> [WHAT NEEDS TO BE DONE] Gather the lines below that include the string "процессе", copying each in full.

> [DATA EXCERPTS]
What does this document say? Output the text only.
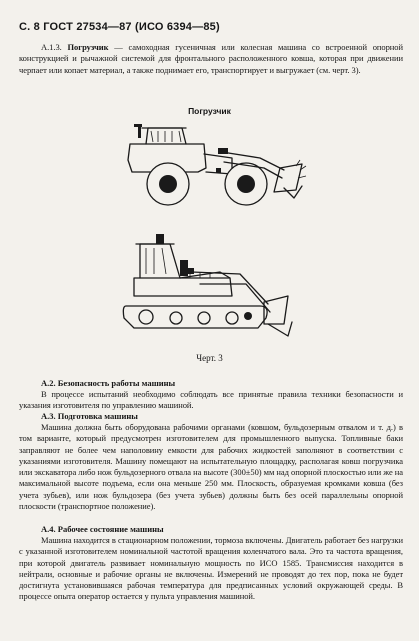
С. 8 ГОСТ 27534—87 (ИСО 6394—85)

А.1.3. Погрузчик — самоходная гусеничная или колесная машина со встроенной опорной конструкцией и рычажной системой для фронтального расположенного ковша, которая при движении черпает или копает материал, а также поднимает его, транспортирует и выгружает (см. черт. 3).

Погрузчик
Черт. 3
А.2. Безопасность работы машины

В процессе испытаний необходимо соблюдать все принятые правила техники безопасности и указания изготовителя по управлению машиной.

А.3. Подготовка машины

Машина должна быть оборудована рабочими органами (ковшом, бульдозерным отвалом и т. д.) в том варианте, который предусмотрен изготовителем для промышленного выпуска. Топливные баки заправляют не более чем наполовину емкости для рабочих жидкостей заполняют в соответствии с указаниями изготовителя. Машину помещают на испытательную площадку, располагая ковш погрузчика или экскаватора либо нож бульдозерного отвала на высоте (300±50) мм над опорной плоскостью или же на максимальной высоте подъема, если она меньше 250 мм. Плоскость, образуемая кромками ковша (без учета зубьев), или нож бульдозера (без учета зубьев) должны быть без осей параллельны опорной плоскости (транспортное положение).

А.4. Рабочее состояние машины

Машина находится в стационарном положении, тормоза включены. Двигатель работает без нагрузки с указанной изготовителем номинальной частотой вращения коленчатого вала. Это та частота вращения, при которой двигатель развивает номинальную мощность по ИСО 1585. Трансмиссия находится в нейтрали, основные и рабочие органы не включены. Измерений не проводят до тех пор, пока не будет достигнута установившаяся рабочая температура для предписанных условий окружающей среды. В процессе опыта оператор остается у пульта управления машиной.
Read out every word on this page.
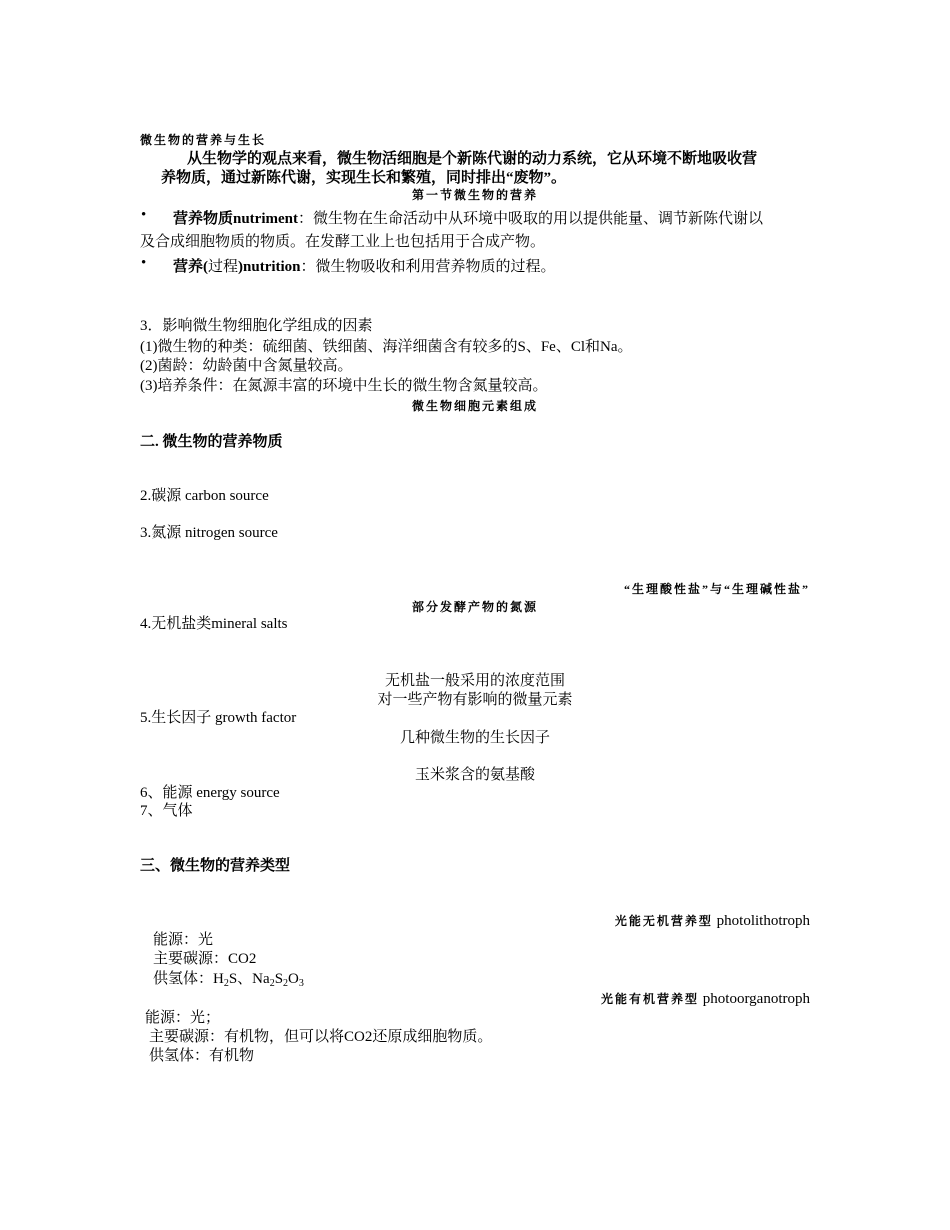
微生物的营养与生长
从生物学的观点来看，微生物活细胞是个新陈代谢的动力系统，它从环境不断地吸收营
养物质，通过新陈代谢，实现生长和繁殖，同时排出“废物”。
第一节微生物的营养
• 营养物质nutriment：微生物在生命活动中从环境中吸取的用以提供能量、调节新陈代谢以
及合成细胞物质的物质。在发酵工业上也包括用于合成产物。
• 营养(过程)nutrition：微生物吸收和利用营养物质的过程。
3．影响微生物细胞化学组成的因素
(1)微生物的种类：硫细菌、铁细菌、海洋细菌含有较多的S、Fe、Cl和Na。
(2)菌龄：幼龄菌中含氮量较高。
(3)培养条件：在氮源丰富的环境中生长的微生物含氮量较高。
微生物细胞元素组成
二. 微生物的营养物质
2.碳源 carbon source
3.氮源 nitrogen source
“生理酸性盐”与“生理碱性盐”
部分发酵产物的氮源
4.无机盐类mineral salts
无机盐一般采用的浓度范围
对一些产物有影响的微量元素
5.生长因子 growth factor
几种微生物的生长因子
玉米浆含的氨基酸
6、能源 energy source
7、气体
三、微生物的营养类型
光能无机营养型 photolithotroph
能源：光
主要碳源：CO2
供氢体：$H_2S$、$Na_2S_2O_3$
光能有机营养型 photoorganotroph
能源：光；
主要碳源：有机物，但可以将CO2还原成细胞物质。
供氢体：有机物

> [ANSWER TO THE EXERCISE]
В процессе испытаний необходимо соблюдать все принятые правила техники безопасности и указания изготовителя по управлению машиной.
Машина находится в стационарном положении, тормоза включены. Двигатель работает без нагрузки с указанной изготовителем номинальной частотой вращения коленчатого вала. Это та частота вращения, при которой двигатель развивает номинальную мощность по ИСО 1585. Трансмиссия находится в нейтрали, основные и рабочие органы не включены. Измерений не проводят до тех пор, пока не будет достигнута установившаяся рабочая температура для предписанных условий окружающей среды. В процессе опыта оператор остается у пульта управления машиной.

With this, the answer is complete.